Given request = Repeat every record below exactly, omitting any pictures.

Supplied records =
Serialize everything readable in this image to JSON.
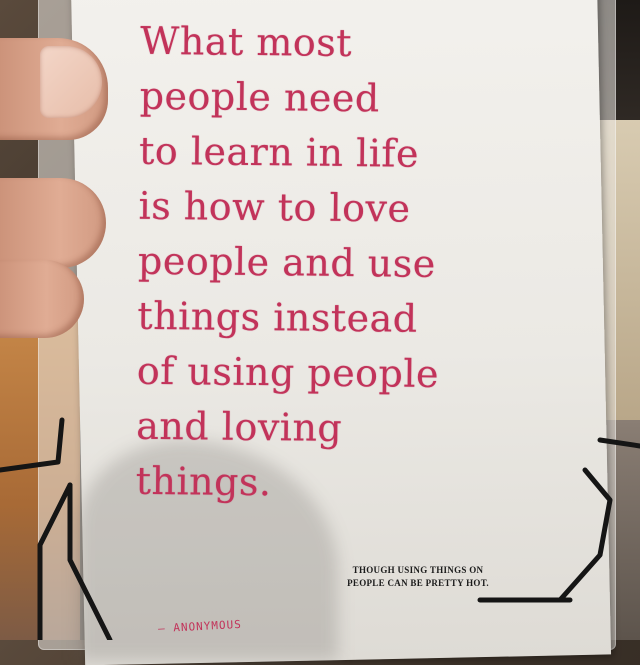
{
  "card": {
    "quote_lines": [
      "What most",
      "people need",
      "to learn in life",
      "is how to love",
      "people and use",
      "things instead",
      "of using people",
      "and loving",
      "things."
    ],
    "footnote_lines": [
      "THOUGH USING THINGS ON",
      "PEOPLE CAN BE PRETTY HOT."
    ],
    "attribution": "— ANONYMOUS"
  },
  "colors": {
    "quote_ink": "#c2335a",
    "card_paper": "#f1efea"
  }
}
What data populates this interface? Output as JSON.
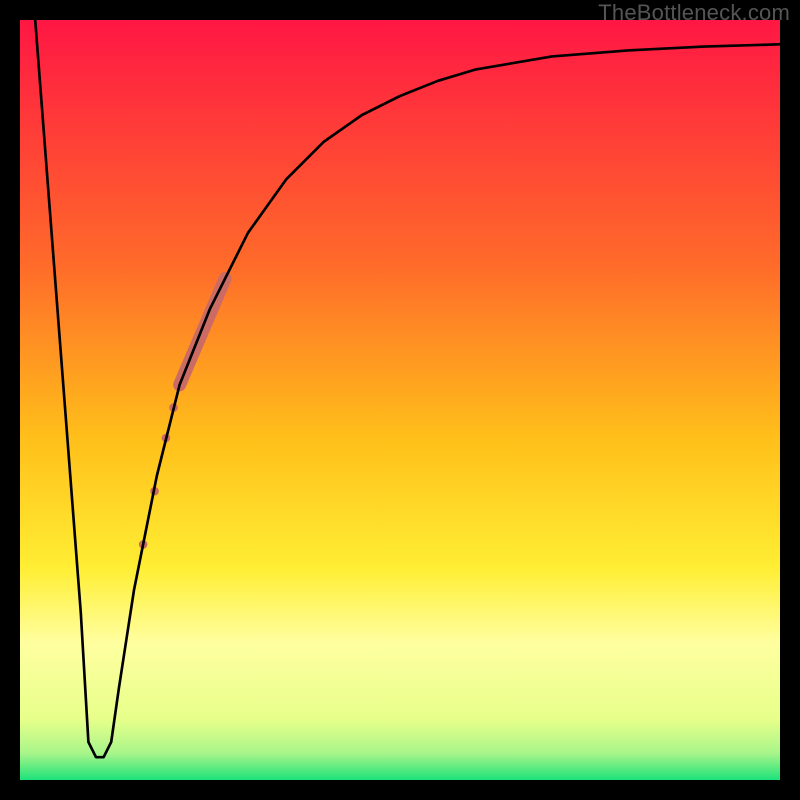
{
  "watermark": "TheBottleneck.com",
  "chart_data": {
    "type": "line",
    "title": "",
    "xlabel": "",
    "ylabel": "",
    "xlim": [
      0,
      100
    ],
    "ylim": [
      0,
      100
    ],
    "grid": false,
    "legend": false,
    "background_gradient_stops": [
      {
        "pct": 0.0,
        "color": "#ff1744"
      },
      {
        "pct": 0.32,
        "color": "#ff6a2a"
      },
      {
        "pct": 0.55,
        "color": "#ffbf1a"
      },
      {
        "pct": 0.72,
        "color": "#ffee33"
      },
      {
        "pct": 0.82,
        "color": "#ffffa0"
      },
      {
        "pct": 0.92,
        "color": "#e7ff8a"
      },
      {
        "pct": 0.965,
        "color": "#a8f58a"
      },
      {
        "pct": 1.0,
        "color": "#1de27a"
      }
    ],
    "curve": {
      "name": "bottleneck-curve",
      "x": [
        2,
        4,
        6,
        8,
        9,
        10,
        11,
        12,
        13,
        15,
        18,
        21,
        25,
        30,
        35,
        40,
        45,
        50,
        55,
        60,
        70,
        80,
        90,
        100
      ],
      "y": [
        100,
        74,
        48,
        22,
        5,
        3,
        3,
        5,
        12,
        25,
        40,
        52,
        62,
        72,
        79,
        84,
        87.5,
        90,
        92,
        93.5,
        95.2,
        96.0,
        96.5,
        96.8
      ]
    },
    "highlight_segment": {
      "name": "marker-band",
      "color": "#cc6b63",
      "thick_width": 13,
      "thin_width": 9,
      "thick": {
        "x": [
          21,
          27
        ],
        "y": [
          52,
          66
        ]
      },
      "dots": [
        {
          "x": 20.2,
          "y": 49,
          "r": 4.3
        },
        {
          "x": 19.2,
          "y": 45,
          "r": 4.3
        },
        {
          "x": 17.7,
          "y": 38,
          "r": 4.3
        },
        {
          "x": 16.2,
          "y": 31,
          "r": 4.3
        }
      ]
    }
  }
}
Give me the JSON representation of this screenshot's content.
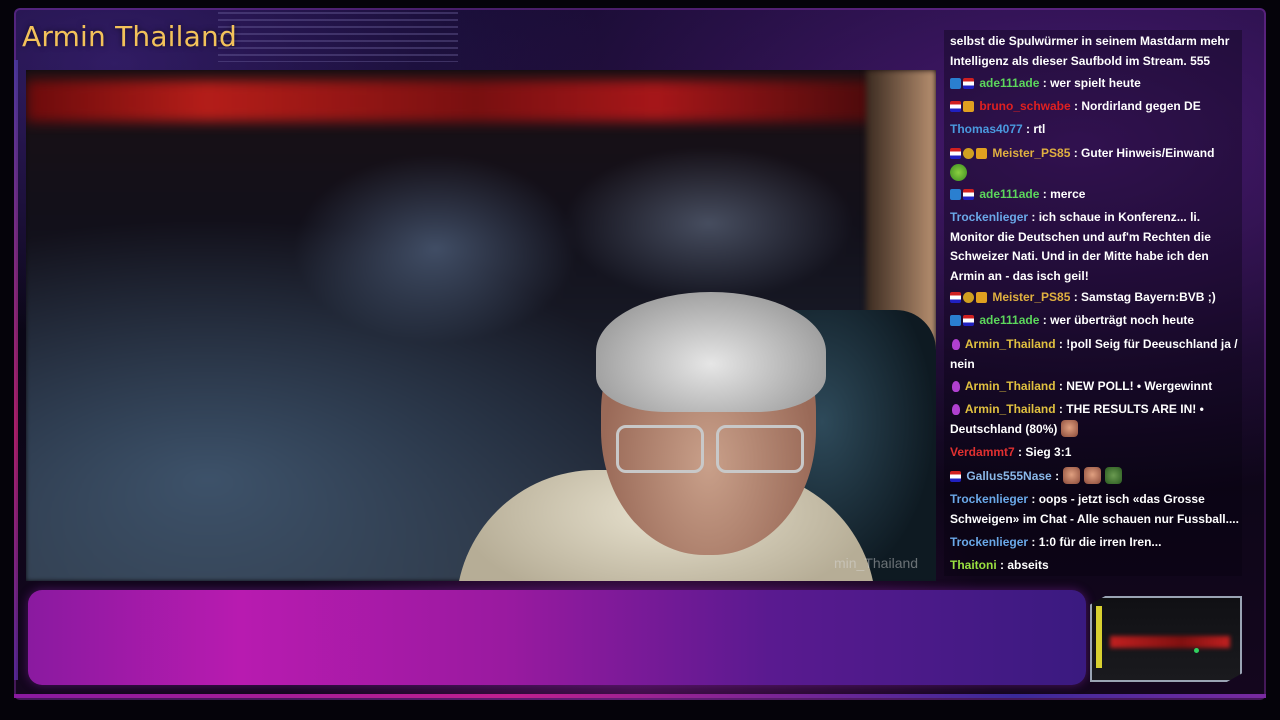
{
  "channel": {
    "title": "Armin Thailand",
    "title_color": "#f3c25a"
  },
  "webcam": {
    "watermark": "min_Thailand"
  },
  "chat": {
    "messages": [
      {
        "user": "",
        "user_color": "",
        "badges": [],
        "text": "selbst die Spulwürmer in seinem Mastdarm mehr Intelligenz als dieser Saufbold im Stream. 555",
        "emotes": []
      },
      {
        "user": "ade111ade",
        "user_color": "#5cd65c",
        "badges": [
          "prime",
          "flag"
        ],
        "text": ": wer spielt heute",
        "emotes": []
      },
      {
        "user": "bruno_schwabe",
        "user_color": "#e02020",
        "badges": [
          "flag",
          "crown"
        ],
        "text": ": Nordirland gegen DE",
        "emotes": []
      },
      {
        "user": "Thomas4077",
        "user_color": "#4a9adf",
        "badges": [],
        "text": ": rtl",
        "emotes": []
      },
      {
        "user": "Meister_PS85",
        "user_color": "#e0b040",
        "badges": [
          "flag",
          "info",
          "crown"
        ],
        "text": ": Guter Hinweis/Einwand",
        "emotes": [
          "green"
        ]
      },
      {
        "user": "ade111ade",
        "user_color": "#5cd65c",
        "badges": [
          "prime",
          "flag"
        ],
        "text": ": merce",
        "emotes": []
      },
      {
        "user": "Trockenlieger",
        "user_color": "#6aa8e8",
        "badges": [],
        "text": ": ich schaue in Konferenz... li. Monitor die Deutschen und auf'm Rechten die Schweizer Nati. Und in der Mitte habe ich den Armin an - das isch geil!",
        "emotes": []
      },
      {
        "user": "Meister_PS85",
        "user_color": "#e0b040",
        "badges": [
          "flag",
          "info",
          "crown"
        ],
        "text": ": Samstag Bayern:BVB ;)",
        "emotes": []
      },
      {
        "user": "ade111ade",
        "user_color": "#5cd65c",
        "badges": [
          "prime",
          "flag"
        ],
        "text": ": wer überträgt noch heute",
        "emotes": []
      },
      {
        "user": "Armin_Thailand",
        "user_color": "#e0c040",
        "badges": [
          "mic"
        ],
        "text": ": !poll Seig für Deeuschland ja / nein",
        "emotes": []
      },
      {
        "user": "Armin_Thailand",
        "user_color": "#e0c040",
        "badges": [
          "mic"
        ],
        "text": ": NEW POLL! • Wergewinnt",
        "emotes": []
      },
      {
        "user": "Armin_Thailand",
        "user_color": "#e0c040",
        "badges": [
          "mic"
        ],
        "text": ": THE RESULTS ARE IN! • Deutschland (80%)",
        "emotes": [
          "face"
        ]
      },
      {
        "user": "Verdammt7",
        "user_color": "#e03030",
        "badges": [],
        "text": ": Sieg 3:1",
        "emotes": []
      },
      {
        "user": "Gallus555Nase",
        "user_color": "#8ab8e8",
        "badges": [
          "flag"
        ],
        "text": ":",
        "emotes": [
          "face",
          "face",
          "frog"
        ]
      },
      {
        "user": "Trockenlieger",
        "user_color": "#6aa8e8",
        "badges": [],
        "text": ": oops - jetzt isch «das Grosse Schweigen» im Chat - Alle schauen nur Fussball....",
        "emotes": []
      },
      {
        "user": "Trockenlieger",
        "user_color": "#6aa8e8",
        "badges": [],
        "text": ": 1:0 für die irren Iren...",
        "emotes": []
      },
      {
        "user": "Thaitoni",
        "user_color": "#9ae040",
        "badges": [],
        "text": ": abseits",
        "emotes": []
      }
    ]
  }
}
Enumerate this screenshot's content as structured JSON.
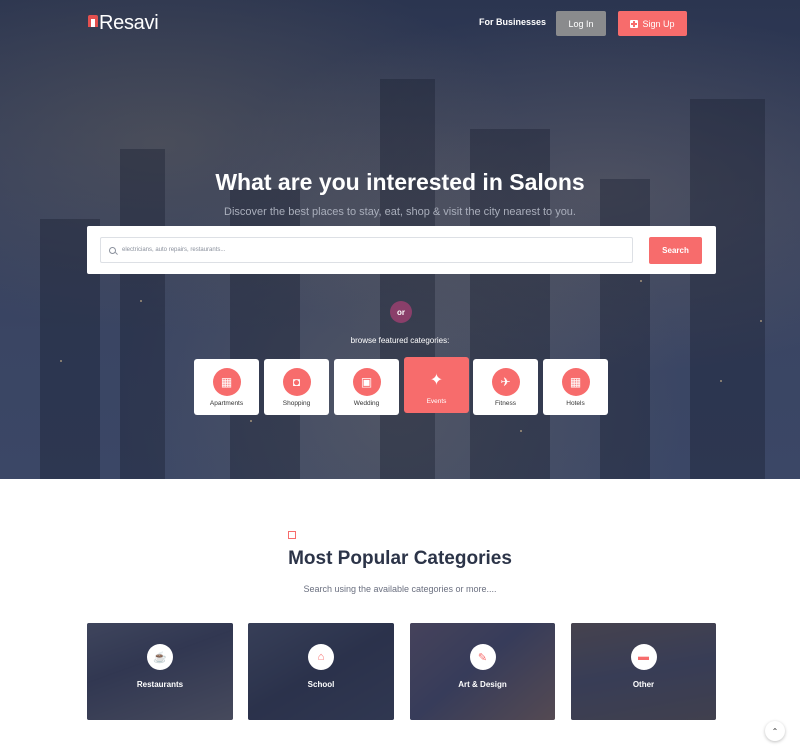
{
  "header": {
    "logo_text": "Resavi",
    "for_businesses": "For Businesses",
    "login_label": "Log In",
    "signup_label": "Sign Up"
  },
  "hero": {
    "title": "What are you interested in Salons",
    "subtitle": "Discover the best places to stay, eat, shop & visit the city nearest to you.",
    "search_placeholder": "electricians, auto repairs, restaurants...",
    "search_button": "Search",
    "or_label": "or",
    "browse_label": "browse featured categories:"
  },
  "featured_categories": [
    {
      "label": "Apartments",
      "icon": "building-icon",
      "glyph": "▦",
      "active": false
    },
    {
      "label": "Shopping",
      "icon": "shopping-bag-icon",
      "glyph": "◘",
      "active": false
    },
    {
      "label": "Wedding",
      "icon": "calendar-heart-icon",
      "glyph": "▣",
      "active": false
    },
    {
      "label": "Events",
      "icon": "maple-leaf-icon",
      "glyph": "✦",
      "active": true
    },
    {
      "label": "Fitness",
      "icon": "runner-icon",
      "glyph": "✈",
      "active": false
    },
    {
      "label": "Hotels",
      "icon": "hotel-icon",
      "glyph": "▦",
      "active": false
    }
  ],
  "popular": {
    "title": "Most Popular Categories",
    "subtitle": "Search using the available categories or more....",
    "cards": [
      {
        "label": "Restaurants",
        "icon": "coffee-cup-icon",
        "glyph": "☕"
      },
      {
        "label": "School",
        "icon": "school-icon",
        "glyph": "⌂"
      },
      {
        "label": "Art & Design",
        "icon": "brush-icon",
        "glyph": "✎"
      },
      {
        "label": "Other",
        "icon": "truck-icon",
        "glyph": "▬"
      }
    ]
  },
  "colors": {
    "accent": "#f76c6c",
    "hero_overlay": "#323d5c",
    "or_badge": "#8a3f6a",
    "login_button": "#8a8b8d"
  }
}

Answer to this task =
Serialize everything readable in this image to JSON.
{
  "card": {
    "quote_lines": [
      "What most",
      "people need",
      "to learn in life",
      "is how to love",
      "people and use",
      "things instead",
      "of using people",
      "and loving",
      "things."
    ],
    "footnote_lines": [
      "THOUGH USING THINGS ON",
      "PEOPLE CAN BE PRETTY HOT."
    ],
    "attribution": "— ANONYMOUS"
  },
  "colors": {
    "quote_ink": "#c2335a",
    "card_paper": "#f1efea"
  }
}
What data populates this interface? Output as JSON.
{
  "watermark": "TheBottleneck.com",
  "chart_data": {
    "type": "line",
    "title": "",
    "xlabel": "",
    "ylabel": "",
    "xlim": [
      0,
      100
    ],
    "ylim": [
      0,
      100
    ],
    "grid": false,
    "legend": false,
    "background_gradient_stops": [
      {
        "pct": 0.0,
        "color": "#ff1744"
      },
      {
        "pct": 0.32,
        "color": "#ff6a2a"
      },
      {
        "pct": 0.55,
        "color": "#ffbf1a"
      },
      {
        "pct": 0.72,
        "color": "#ffee33"
      },
      {
        "pct": 0.82,
        "color": "#ffffa0"
      },
      {
        "pct": 0.92,
        "color": "#e7ff8a"
      },
      {
        "pct": 0.965,
        "color": "#a8f58a"
      },
      {
        "pct": 1.0,
        "color": "#1de27a"
      }
    ],
    "curve": {
      "name": "bottleneck-curve",
      "x": [
        2,
        4,
        6,
        8,
        9,
        10,
        11,
        12,
        13,
        15,
        18,
        21,
        25,
        30,
        35,
        40,
        45,
        50,
        55,
        60,
        70,
        80,
        90,
        100
      ],
      "y": [
        100,
        74,
        48,
        22,
        5,
        3,
        3,
        5,
        12,
        25,
        40,
        52,
        62,
        72,
        79,
        84,
        87.5,
        90,
        92,
        93.5,
        95.2,
        96.0,
        96.5,
        96.8
      ]
    },
    "highlight_segment": {
      "name": "marker-band",
      "color": "#cc6b63",
      "thick_width": 13,
      "thin_width": 9,
      "thick": {
        "x": [
          21,
          27
        ],
        "y": [
          52,
          66
        ]
      },
      "dots": [
        {
          "x": 20.2,
          "y": 49,
          "r": 4.3
        },
        {
          "x": 19.2,
          "y": 45,
          "r": 4.3
        },
        {
          "x": 17.7,
          "y": 38,
          "r": 4.3
        },
        {
          "x": 16.2,
          "y": 31,
          "r": 4.3
        }
      ]
    }
  }
}
Give me the JSON representation of this screenshot's content.
{
  "channel": {
    "title": "Armin Thailand",
    "title_color": "#f3c25a"
  },
  "webcam": {
    "watermark": "min_Thailand"
  },
  "chat": {
    "messages": [
      {
        "user": "",
        "user_color": "",
        "badges": [],
        "text": "selbst die Spulwürmer in seinem Mastdarm mehr Intelligenz als dieser Saufbold im Stream. 555",
        "emotes": []
      },
      {
        "user": "ade111ade",
        "user_color": "#5cd65c",
        "badges": [
          "prime",
          "flag"
        ],
        "text": ": wer spielt heute",
        "emotes": []
      },
      {
        "user": "bruno_schwabe",
        "user_color": "#e02020",
        "badges": [
          "flag",
          "crown"
        ],
        "text": ": Nordirland gegen DE",
        "emotes": []
      },
      {
        "user": "Thomas4077",
        "user_color": "#4a9adf",
        "badges": [],
        "text": ": rtl",
        "emotes": []
      },
      {
        "user": "Meister_PS85",
        "user_color": "#e0b040",
        "badges": [
          "flag",
          "info",
          "crown"
        ],
        "text": ": Guter Hinweis/Einwand",
        "emotes": [
          "green"
        ]
      },
      {
        "user": "ade111ade",
        "user_color": "#5cd65c",
        "badges": [
          "prime",
          "flag"
        ],
        "text": ": merce",
        "emotes": []
      },
      {
        "user": "Trockenlieger",
        "user_color": "#6aa8e8",
        "badges": [],
        "text": ": ich schaue in Konferenz... li. Monitor die Deutschen und auf'm Rechten die Schweizer Nati. Und in der Mitte habe ich den Armin an - das isch geil!",
        "emotes": []
      },
      {
        "user": "Meister_PS85",
        "user_color": "#e0b040",
        "badges": [
          "flag",
          "info",
          "crown"
        ],
        "text": ": Samstag Bayern:BVB ;)",
        "emotes": []
      },
      {
        "user": "ade111ade",
        "user_color": "#5cd65c",
        "badges": [
          "prime",
          "flag"
        ],
        "text": ": wer überträgt noch heute",
        "emotes": []
      },
      {
        "user": "Armin_Thailand",
        "user_color": "#e0c040",
        "badges": [
          "mic"
        ],
        "text": ": !poll Seig für Deeuschland ja / nein",
        "emotes": []
      },
      {
        "user": "Armin_Thailand",
        "user_color": "#e0c040",
        "badges": [
          "mic"
        ],
        "text": ": NEW POLL! • Wergewinnt",
        "emotes": []
      },
      {
        "user": "Armin_Thailand",
        "user_color": "#e0c040",
        "badges": [
          "mic"
        ],
        "text": ": THE RESULTS ARE IN! • Deutschland (80%)",
        "emotes": [
          "face"
        ]
      },
      {
        "user": "Verdammt7",
        "user_color": "#e03030",
        "badges": [],
        "text": ": Sieg 3:1",
        "emotes": []
      },
      {
        "user": "Gallus555Nase",
        "user_color": "#8ab8e8",
        "badges": [
          "flag"
        ],
        "text": ":",
        "emotes": [
          "face",
          "face",
          "frog"
        ]
      },
      {
        "user": "Trockenlieger",
        "user_color": "#6aa8e8",
        "badges": [],
        "text": ": oops - jetzt isch «das Grosse Schweigen» im Chat - Alle schauen nur Fussball....",
        "emotes": []
      },
      {
        "user": "Trockenlieger",
        "user_color": "#6aa8e8",
        "badges": [],
        "text": ": 1:0 für die irren Iren...",
        "emotes": []
      },
      {
        "user": "Thaitoni",
        "user_color": "#9ae040",
        "badges": [],
        "text": ": abseits",
        "emotes": []
      }
    ]
  }
}
Enumerate this screenshot's content as structured JSON.
{
  "header": {
    "logo_text": "Resavi",
    "for_businesses": "For Businesses",
    "login_label": "Log In",
    "signup_label": "Sign Up"
  },
  "hero": {
    "title": "What are you interested in Salons",
    "subtitle": "Discover the best places to stay, eat, shop & visit the city nearest to you.",
    "search_placeholder": "electricians, auto repairs, restaurants...",
    "search_button": "Search",
    "or_label": "or",
    "browse_label": "browse featured categories:"
  },
  "featured_categories": [
    {
      "label": "Apartments",
      "icon": "building-icon",
      "glyph": "▦",
      "active": false
    },
    {
      "label": "Shopping",
      "icon": "shopping-bag-icon",
      "glyph": "◘",
      "active": false
    },
    {
      "label": "Wedding",
      "icon": "calendar-heart-icon",
      "glyph": "▣",
      "active": false
    },
    {
      "label": "Events",
      "icon": "maple-leaf-icon",
      "glyph": "✦",
      "active": true
    },
    {
      "label": "Fitness",
      "icon": "runner-icon",
      "glyph": "✈",
      "active": false
    },
    {
      "label": "Hotels",
      "icon": "hotel-icon",
      "glyph": "▦",
      "active": false
    }
  ],
  "popular": {
    "title": "Most Popular Categories",
    "subtitle": "Search using the available categories or more....",
    "cards": [
      {
        "label": "Restaurants",
        "icon": "coffee-cup-icon",
        "glyph": "☕"
      },
      {
        "label": "School",
        "icon": "school-icon",
        "glyph": "⌂"
      },
      {
        "label": "Art & Design",
        "icon": "brush-icon",
        "glyph": "✎"
      },
      {
        "label": "Other",
        "icon": "truck-icon",
        "glyph": "▬"
      }
    ]
  },
  "colors": {
    "accent": "#f76c6c",
    "hero_overlay": "#323d5c",
    "or_badge": "#8a3f6a",
    "login_button": "#8a8b8d"
  }
}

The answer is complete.